* Exercise requirements *
Whenever the string "Absolute" appears in a line below, please copy the line out.

* Dataset items *
##########
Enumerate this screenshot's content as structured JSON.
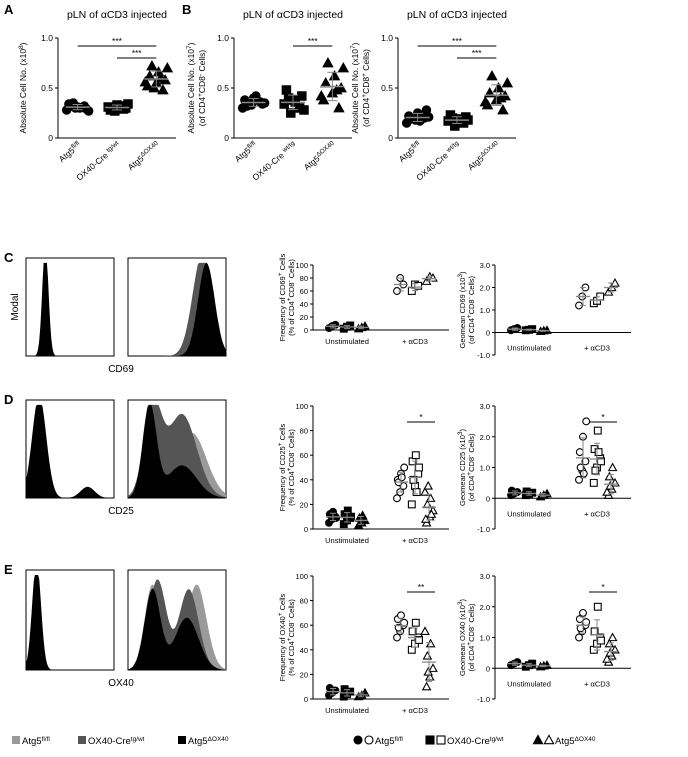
{
  "panels": [
    {
      "letter": "A"
    },
    {
      "letter": "B"
    },
    {
      "letter": "C"
    },
    {
      "letter": "D"
    },
    {
      "letter": "E"
    }
  ],
  "colors": {
    "fl_fl": "#000000",
    "ox40_cre": "#555555",
    "atg5_dox40": "#9a9a9a"
  },
  "icons": {
    "circle_filled": "●",
    "circle_open": "○",
    "square_filled": "■",
    "square_open": "□",
    "triangle_filled": "▲",
    "triangle_open": "△"
  },
  "legend_hist": [
    {
      "label": "Atg5",
      "sup": "fl/fl",
      "color": "#9a9a9a"
    },
    {
      "label": "OX40-Cre",
      "sup": "tg/wt",
      "color": "#555555"
    },
    {
      "label": "Atg5",
      "sup": "ΔOX40",
      "color": "#000000"
    }
  ],
  "legend_dots": [
    {
      "label": "Atg5",
      "sup": "fl/fl"
    },
    {
      "label": "OX40-Cre",
      "sup": "tg/wt"
    },
    {
      "label": "Atg5",
      "sup": "ΔOX40"
    }
  ],
  "histograms": [
    {
      "row": "C",
      "ylabel": "Modal",
      "xlabel": "CD69"
    },
    {
      "row": "D",
      "ylabel": "",
      "xlabel": "CD25"
    },
    {
      "row": "E",
      "ylabel": "",
      "xlabel": "OX40"
    }
  ],
  "chart_data": [
    {
      "id": "A",
      "type": "scatter",
      "title": "pLN of αCD3 injected",
      "ylabel": "Absolute Cell No. (x10^8)",
      "ylim": [
        0,
        1.0
      ],
      "yticks": [
        "0",
        "0.5",
        "1.0"
      ],
      "categories": [
        "Atg5fl/fl",
        "OX40-Cre tg/wt",
        "Atg5ΔOX40"
      ],
      "series": [
        {
          "values": [
            0.28,
            0.3,
            0.32,
            0.34,
            0.31,
            0.29,
            0.33,
            0.3,
            0.27,
            0.35
          ]
        },
        {
          "values": [
            0.27,
            0.29,
            0.31,
            0.33,
            0.3,
            0.28,
            0.32,
            0.34
          ]
        },
        {
          "values": [
            0.48,
            0.52,
            0.55,
            0.58,
            0.62,
            0.66,
            0.7,
            0.72,
            0.6,
            0.56,
            0.5
          ]
        }
      ],
      "sig": [
        {
          "text": "***"
        },
        {
          "text": "***"
        }
      ]
    },
    {
      "id": "B1",
      "type": "scatter",
      "title": "pLN of αCD3 injected",
      "ylabel": "Absolute Cell No. (x10^7) (of CD4+CD8- Cells)",
      "ylim": [
        0,
        1.0
      ],
      "yticks": [
        "0",
        "0.5",
        "1.0"
      ],
      "categories": [
        "Atg5fl/fl",
        "OX40-Cre wt/tg",
        "Atg5ΔOX40"
      ],
      "series": [
        {
          "values": [
            0.3,
            0.33,
            0.36,
            0.38,
            0.4,
            0.34,
            0.32,
            0.42,
            0.35
          ]
        },
        {
          "values": [
            0.25,
            0.3,
            0.34,
            0.38,
            0.42,
            0.48,
            0.36,
            0.28,
            0.4
          ]
        },
        {
          "values": [
            0.3,
            0.38,
            0.45,
            0.5,
            0.55,
            0.62,
            0.7,
            0.75,
            0.48,
            0.42
          ]
        }
      ],
      "sig": [
        {
          "text": "***"
        }
      ]
    },
    {
      "id": "B2",
      "type": "scatter",
      "title": "pLN of αCD3 injected",
      "ylabel": "Absolute Cell No. (x10^7) (of CD4+CD8+ Cells)",
      "ylim": [
        0,
        1.0
      ],
      "yticks": [
        "0",
        "0.5",
        "1.0"
      ],
      "categories": [
        "Atg5fl/fl",
        "OX40-Cre wt/tg",
        "Atg5ΔOX40"
      ],
      "series": [
        {
          "values": [
            0.15,
            0.18,
            0.2,
            0.22,
            0.25,
            0.28,
            0.19,
            0.17,
            0.21
          ]
        },
        {
          "values": [
            0.12,
            0.15,
            0.17,
            0.19,
            0.21,
            0.23,
            0.16,
            0.18,
            0.2
          ]
        },
        {
          "values": [
            0.28,
            0.33,
            0.38,
            0.42,
            0.45,
            0.5,
            0.55,
            0.62,
            0.4,
            0.36
          ]
        }
      ],
      "sig": [
        {
          "text": "***"
        },
        {
          "text": "***"
        }
      ]
    },
    {
      "id": "C1",
      "type": "scatter",
      "ylabel": "Frequency of CD69+ Cells (% of CD4+CD8- Cells)",
      "ylim": [
        0,
        100
      ],
      "yticks": [
        "0",
        "20",
        "40",
        "60",
        "80",
        "100"
      ],
      "groups": [
        "Unstimulated",
        "+ αCD3"
      ],
      "series": [
        {
          "values": [
            [
              3,
              6,
              8
            ],
            [
              60,
              80,
              70
            ]
          ]
        },
        {
          "values": [
            [
              2,
              5,
              7
            ],
            [
              60,
              70,
              68
            ]
          ]
        },
        {
          "values": [
            [
              2,
              4,
              6
            ],
            [
              75,
              82,
              80
            ]
          ]
        }
      ],
      "sig": []
    },
    {
      "id": "C2",
      "type": "scatter",
      "ylabel": "Geomean CD69 (x10^3) (of CD4+CD8- Cells)",
      "ylim": [
        -1.0,
        3.0
      ],
      "yticks": [
        "-1.0",
        "0",
        "1.0",
        "2.0",
        "3.0"
      ],
      "groups": [
        "Unstimulated",
        "+ αCD3"
      ],
      "series": [
        {
          "values": [
            [
              0.1,
              0.15,
              0.2
            ],
            [
              1.2,
              1.6,
              2.0
            ]
          ]
        },
        {
          "values": [
            [
              0.1,
              0.12,
              0.15
            ],
            [
              1.3,
              1.4,
              1.6
            ]
          ]
        },
        {
          "values": [
            [
              0.05,
              0.08,
              0.1
            ],
            [
              1.8,
              2.0,
              2.2
            ]
          ]
        }
      ],
      "sig": []
    },
    {
      "id": "D1",
      "type": "scatter",
      "ylabel": "Frequency of CD25+ Cells (% of CD4+CD8- Cells)",
      "ylim": [
        0,
        100
      ],
      "yticks": [
        "0",
        "20",
        "40",
        "60",
        "80",
        "100"
      ],
      "groups": [
        "Unstimulated",
        "+ αCD3"
      ],
      "series": [
        {
          "values": [
            [
              5,
              8,
              10,
              12,
              14,
              9,
              11
            ],
            [
              25,
              30,
              35,
              40,
              45,
              50,
              38,
              42
            ]
          ]
        },
        {
          "values": [
            [
              4,
              7,
              9,
              12,
              15,
              10
            ],
            [
              20,
              35,
              45,
              55,
              60,
              50,
              40,
              30
            ]
          ]
        },
        {
          "values": [
            [
              3,
              5,
              7,
              9,
              11
            ],
            [
              5,
              10,
              15,
              20,
              25,
              30,
              35,
              12,
              8
            ]
          ]
        }
      ],
      "sig": [
        {
          "text": "*"
        }
      ]
    },
    {
      "id": "D2",
      "type": "scatter",
      "ylabel": "Geomean CD25 (x10^3) (of CD4+CD8- Cells)",
      "ylim": [
        -1.0,
        3.0
      ],
      "yticks": [
        "-1.0",
        "0",
        "1.0",
        "2.0",
        "3.0"
      ],
      "groups": [
        "Unstimulated",
        "+ αCD3"
      ],
      "series": [
        {
          "values": [
            [
              0.1,
              0.15,
              0.2,
              0.25
            ],
            [
              0.6,
              0.9,
              1.2,
              1.5,
              2.0,
              2.5,
              1.0,
              0.8
            ]
          ]
        },
        {
          "values": [
            [
              0.1,
              0.12,
              0.18,
              0.22
            ],
            [
              0.5,
              1.0,
              1.3,
              1.6,
              2.2,
              1.2,
              0.9,
              1.5
            ]
          ]
        },
        {
          "values": [
            [
              0.05,
              0.1,
              0.15
            ],
            [
              0.1,
              0.3,
              0.5,
              0.7,
              1.0,
              0.2,
              0.4
            ]
          ]
        }
      ],
      "sig": [
        {
          "text": "*"
        }
      ]
    },
    {
      "id": "E1",
      "type": "scatter",
      "ylabel": "Frequency of OX40+ Cells (% of CD4+CD8- Cells)",
      "ylim": [
        0,
        100
      ],
      "yticks": [
        "0",
        "20",
        "40",
        "60",
        "80",
        "100"
      ],
      "groups": [
        "Unstimulated",
        "+ αCD3"
      ],
      "series": [
        {
          "values": [
            [
              3,
              5,
              7,
              9
            ],
            [
              50,
              55,
              60,
              65,
              68,
              62,
              58
            ]
          ]
        },
        {
          "values": [
            [
              2,
              4,
              6,
              8
            ],
            [
              40,
              45,
              50,
              55,
              62,
              48
            ]
          ]
        },
        {
          "values": [
            [
              2,
              3,
              5
            ],
            [
              10,
              18,
              25,
              35,
              45,
              55,
              22
            ]
          ]
        }
      ],
      "sig": [
        {
          "text": "**"
        }
      ]
    },
    {
      "id": "E2",
      "type": "scatter",
      "ylabel": "Geomean OX40 (x10^3) (of CD4+CD8- Cells)",
      "ylim": [
        -1.0,
        3.0
      ],
      "yticks": [
        "-1.0",
        "0",
        "1.0",
        "2.0",
        "3.0"
      ],
      "groups": [
        "Unstimulated",
        "+ αCD3"
      ],
      "series": [
        {
          "values": [
            [
              0.1,
              0.15,
              0.2
            ],
            [
              1.0,
              1.2,
              1.4,
              1.6,
              1.8,
              1.5,
              1.3
            ]
          ]
        },
        {
          "values": [
            [
              0.05,
              0.1,
              0.15
            ],
            [
              0.6,
              0.8,
              1.0,
              1.2,
              2.0,
              0.9
            ]
          ]
        },
        {
          "values": [
            [
              0.05,
              0.08,
              0.1
            ],
            [
              0.2,
              0.4,
              0.6,
              0.8,
              1.0,
              0.3,
              0.5
            ]
          ]
        }
      ],
      "sig": [
        {
          "text": "*"
        }
      ]
    }
  ]
}
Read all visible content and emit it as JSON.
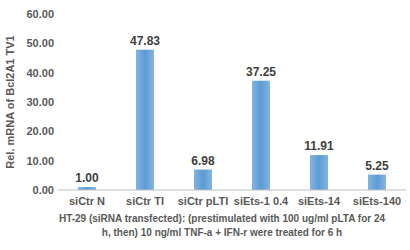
##########
* Worked solution *
      "ylabel": "Absolute Cell No. (x10^8)",
      "ylabel": "Absolute Cell No. (x10^7) (of CD4+CD8- Cells)",
      "ylabel": "Absolute Cell No. (x10^7) (of CD4+CD8+ Cells)",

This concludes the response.